Please reproduce the lines below without any change, from the very first one down to and including the line that contains "- svg-text:2: 2: [78, 392, 85, 406]".

INPUT DATA
------------------------------------
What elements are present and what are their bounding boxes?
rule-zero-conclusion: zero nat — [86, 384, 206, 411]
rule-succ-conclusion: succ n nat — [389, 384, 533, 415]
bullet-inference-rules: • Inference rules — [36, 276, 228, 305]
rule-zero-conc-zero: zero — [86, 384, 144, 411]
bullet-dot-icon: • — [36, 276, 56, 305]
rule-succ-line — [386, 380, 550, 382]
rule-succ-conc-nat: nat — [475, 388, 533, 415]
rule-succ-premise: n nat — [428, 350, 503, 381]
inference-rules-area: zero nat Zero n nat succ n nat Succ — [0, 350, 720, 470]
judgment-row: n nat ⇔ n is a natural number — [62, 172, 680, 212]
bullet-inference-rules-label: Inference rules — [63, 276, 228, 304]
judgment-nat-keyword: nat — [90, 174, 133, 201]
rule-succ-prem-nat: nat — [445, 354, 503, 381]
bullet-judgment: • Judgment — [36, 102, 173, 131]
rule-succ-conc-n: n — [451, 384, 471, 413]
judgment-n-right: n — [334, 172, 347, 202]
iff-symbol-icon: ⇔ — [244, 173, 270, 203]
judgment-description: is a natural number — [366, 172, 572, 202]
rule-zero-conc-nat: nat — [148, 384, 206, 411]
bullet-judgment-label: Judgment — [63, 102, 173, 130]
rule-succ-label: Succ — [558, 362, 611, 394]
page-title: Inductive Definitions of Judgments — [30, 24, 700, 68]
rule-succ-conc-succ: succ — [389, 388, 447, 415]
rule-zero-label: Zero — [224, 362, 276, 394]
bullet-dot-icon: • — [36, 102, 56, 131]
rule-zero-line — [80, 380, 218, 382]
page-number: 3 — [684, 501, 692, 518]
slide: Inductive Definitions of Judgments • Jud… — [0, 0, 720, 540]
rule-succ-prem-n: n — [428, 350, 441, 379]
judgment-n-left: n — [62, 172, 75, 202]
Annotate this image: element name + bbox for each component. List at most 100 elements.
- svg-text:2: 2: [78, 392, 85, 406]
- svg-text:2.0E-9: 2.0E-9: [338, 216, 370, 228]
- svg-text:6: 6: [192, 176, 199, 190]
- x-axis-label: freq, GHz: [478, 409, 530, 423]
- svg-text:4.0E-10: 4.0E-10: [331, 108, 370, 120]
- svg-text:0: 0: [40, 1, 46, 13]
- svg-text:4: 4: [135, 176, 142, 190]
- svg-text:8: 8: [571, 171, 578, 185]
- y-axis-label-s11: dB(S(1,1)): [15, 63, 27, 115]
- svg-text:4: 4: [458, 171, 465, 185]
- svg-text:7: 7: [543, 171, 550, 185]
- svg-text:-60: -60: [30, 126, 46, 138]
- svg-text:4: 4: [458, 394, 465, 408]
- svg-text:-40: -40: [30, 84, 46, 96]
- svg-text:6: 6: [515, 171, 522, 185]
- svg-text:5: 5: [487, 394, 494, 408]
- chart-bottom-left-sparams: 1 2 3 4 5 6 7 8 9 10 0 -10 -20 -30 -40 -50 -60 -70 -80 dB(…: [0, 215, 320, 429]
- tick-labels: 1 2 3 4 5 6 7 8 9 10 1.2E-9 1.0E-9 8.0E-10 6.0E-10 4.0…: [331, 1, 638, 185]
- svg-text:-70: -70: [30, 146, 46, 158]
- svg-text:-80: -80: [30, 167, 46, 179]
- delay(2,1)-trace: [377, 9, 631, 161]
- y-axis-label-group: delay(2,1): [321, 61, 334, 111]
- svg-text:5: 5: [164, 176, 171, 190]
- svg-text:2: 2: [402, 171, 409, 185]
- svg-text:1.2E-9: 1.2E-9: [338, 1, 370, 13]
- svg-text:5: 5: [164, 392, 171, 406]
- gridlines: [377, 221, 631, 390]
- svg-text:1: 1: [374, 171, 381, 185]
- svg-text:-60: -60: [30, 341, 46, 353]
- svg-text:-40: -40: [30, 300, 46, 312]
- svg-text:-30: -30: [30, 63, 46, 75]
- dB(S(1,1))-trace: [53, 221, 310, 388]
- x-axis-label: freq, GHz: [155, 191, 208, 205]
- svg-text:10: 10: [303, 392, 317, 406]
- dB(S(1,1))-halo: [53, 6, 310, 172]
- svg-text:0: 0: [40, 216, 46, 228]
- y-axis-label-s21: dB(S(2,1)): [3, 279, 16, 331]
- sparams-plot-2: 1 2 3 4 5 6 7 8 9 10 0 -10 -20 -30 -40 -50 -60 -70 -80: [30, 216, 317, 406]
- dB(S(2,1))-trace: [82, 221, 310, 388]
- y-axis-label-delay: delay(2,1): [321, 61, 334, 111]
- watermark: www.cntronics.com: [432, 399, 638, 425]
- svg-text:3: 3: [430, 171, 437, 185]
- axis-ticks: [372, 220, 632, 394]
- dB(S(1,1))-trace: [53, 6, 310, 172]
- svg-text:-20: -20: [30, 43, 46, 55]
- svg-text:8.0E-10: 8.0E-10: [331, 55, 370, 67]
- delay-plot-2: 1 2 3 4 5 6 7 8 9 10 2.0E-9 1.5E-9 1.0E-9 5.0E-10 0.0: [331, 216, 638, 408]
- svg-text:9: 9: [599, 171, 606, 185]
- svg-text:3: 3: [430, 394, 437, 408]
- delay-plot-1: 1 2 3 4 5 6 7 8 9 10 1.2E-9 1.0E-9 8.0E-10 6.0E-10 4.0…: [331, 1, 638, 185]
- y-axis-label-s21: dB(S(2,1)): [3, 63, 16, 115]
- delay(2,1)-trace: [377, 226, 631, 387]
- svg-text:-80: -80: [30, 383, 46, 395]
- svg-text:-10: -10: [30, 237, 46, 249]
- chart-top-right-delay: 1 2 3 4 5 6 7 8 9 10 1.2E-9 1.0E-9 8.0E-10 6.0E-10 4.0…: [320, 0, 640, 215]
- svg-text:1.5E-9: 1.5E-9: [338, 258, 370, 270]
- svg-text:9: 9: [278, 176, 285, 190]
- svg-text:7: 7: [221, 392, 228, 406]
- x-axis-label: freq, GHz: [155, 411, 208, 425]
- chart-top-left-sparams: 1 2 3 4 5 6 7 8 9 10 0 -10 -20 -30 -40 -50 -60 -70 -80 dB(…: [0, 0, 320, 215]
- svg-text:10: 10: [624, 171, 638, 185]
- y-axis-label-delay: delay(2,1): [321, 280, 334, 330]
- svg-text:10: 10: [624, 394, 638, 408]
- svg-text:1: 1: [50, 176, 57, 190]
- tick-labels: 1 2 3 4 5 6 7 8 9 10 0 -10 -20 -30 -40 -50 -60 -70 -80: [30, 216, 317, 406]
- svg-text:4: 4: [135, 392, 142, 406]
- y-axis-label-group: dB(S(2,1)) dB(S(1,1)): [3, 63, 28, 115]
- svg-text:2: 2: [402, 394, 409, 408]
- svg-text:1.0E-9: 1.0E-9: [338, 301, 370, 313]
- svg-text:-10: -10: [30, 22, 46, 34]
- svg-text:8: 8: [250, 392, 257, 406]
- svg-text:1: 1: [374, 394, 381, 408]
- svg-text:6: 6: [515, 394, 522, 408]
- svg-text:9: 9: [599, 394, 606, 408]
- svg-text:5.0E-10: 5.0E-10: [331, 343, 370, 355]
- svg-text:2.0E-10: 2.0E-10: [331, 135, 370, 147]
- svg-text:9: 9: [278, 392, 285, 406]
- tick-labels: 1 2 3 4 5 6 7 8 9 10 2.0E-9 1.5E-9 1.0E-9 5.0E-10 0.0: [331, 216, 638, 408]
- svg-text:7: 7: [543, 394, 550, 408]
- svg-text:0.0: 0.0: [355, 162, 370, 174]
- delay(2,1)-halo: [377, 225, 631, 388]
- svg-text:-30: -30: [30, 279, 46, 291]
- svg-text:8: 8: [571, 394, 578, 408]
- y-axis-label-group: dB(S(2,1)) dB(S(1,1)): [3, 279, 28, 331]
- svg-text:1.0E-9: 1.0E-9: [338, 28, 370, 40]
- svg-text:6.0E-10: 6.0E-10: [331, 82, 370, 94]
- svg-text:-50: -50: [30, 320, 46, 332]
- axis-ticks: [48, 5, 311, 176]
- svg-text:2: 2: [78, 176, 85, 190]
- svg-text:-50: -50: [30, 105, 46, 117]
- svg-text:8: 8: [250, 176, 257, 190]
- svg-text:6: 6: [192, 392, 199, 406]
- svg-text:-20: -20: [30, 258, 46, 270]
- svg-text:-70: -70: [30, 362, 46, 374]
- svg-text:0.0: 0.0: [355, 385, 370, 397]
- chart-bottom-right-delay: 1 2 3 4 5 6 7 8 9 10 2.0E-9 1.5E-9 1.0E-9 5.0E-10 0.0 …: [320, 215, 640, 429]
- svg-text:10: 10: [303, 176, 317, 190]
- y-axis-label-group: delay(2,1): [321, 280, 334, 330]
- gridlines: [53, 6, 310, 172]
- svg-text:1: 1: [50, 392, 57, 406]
------------------------------------
WORKED SOLUTION
What elements are present and what are their bounding boxes?
rule-zero-conclusion: zero nat — [86, 384, 206, 411]
rule-succ-conclusion: succ n nat — [389, 384, 533, 415]
bullet-inference-rules: • Inference rules — [36, 276, 228, 305]
rule-zero-conc-zero: zero — [86, 384, 144, 411]
bullet-dot-icon: • — [36, 276, 56, 305]
rule-succ-line — [386, 380, 550, 382]
rule-succ-conc-nat: nat — [475, 388, 533, 415]
rule-succ-premise: n nat — [428, 350, 503, 381]
inference-rules-area: zero nat Zero n nat succ n nat Succ — [0, 350, 720, 470]
judgment-row: n nat ⇔ n is a natural number — [62, 172, 680, 212]
bullet-inference-rules-label: Inference rules — [63, 276, 228, 304]
judgment-nat-keyword: nat — [90, 174, 133, 201]
rule-succ-prem-nat: nat — [445, 354, 503, 381]
bullet-judgment: • Judgment — [36, 102, 173, 131]
rule-succ-conc-n: n — [451, 384, 471, 413]
judgment-n-right: n — [334, 172, 347, 202]
iff-symbol-icon: ⇔ — [244, 173, 270, 203]
judgment-description: is a natural number — [366, 172, 572, 202]
rule-zero-conc-nat: nat — [148, 384, 206, 411]
bullet-judgment-label: Judgment — [63, 102, 173, 130]
rule-succ-label: Succ — [558, 362, 611, 394]
page-title: Inductive Definitions of Judgments — [30, 24, 700, 68]
rule-succ-conc-succ: succ — [389, 388, 447, 415]
rule-zero-label: Zero — [224, 362, 276, 394]
bullet-dot-icon: • — [36, 102, 56, 131]
rule-zero-line — [80, 380, 218, 382]
page-number: 3 — [684, 501, 692, 518]
slide: Inductive Definitions of Judgments • Jud… — [0, 0, 720, 540]
rule-succ-prem-n: n — [428, 350, 441, 379]
judgment-n-left: n — [62, 172, 75, 202]
Annotate this image: element name + bbox for each component. List at most 100 elements.
- svg-text:2: 2: [78, 392, 85, 406]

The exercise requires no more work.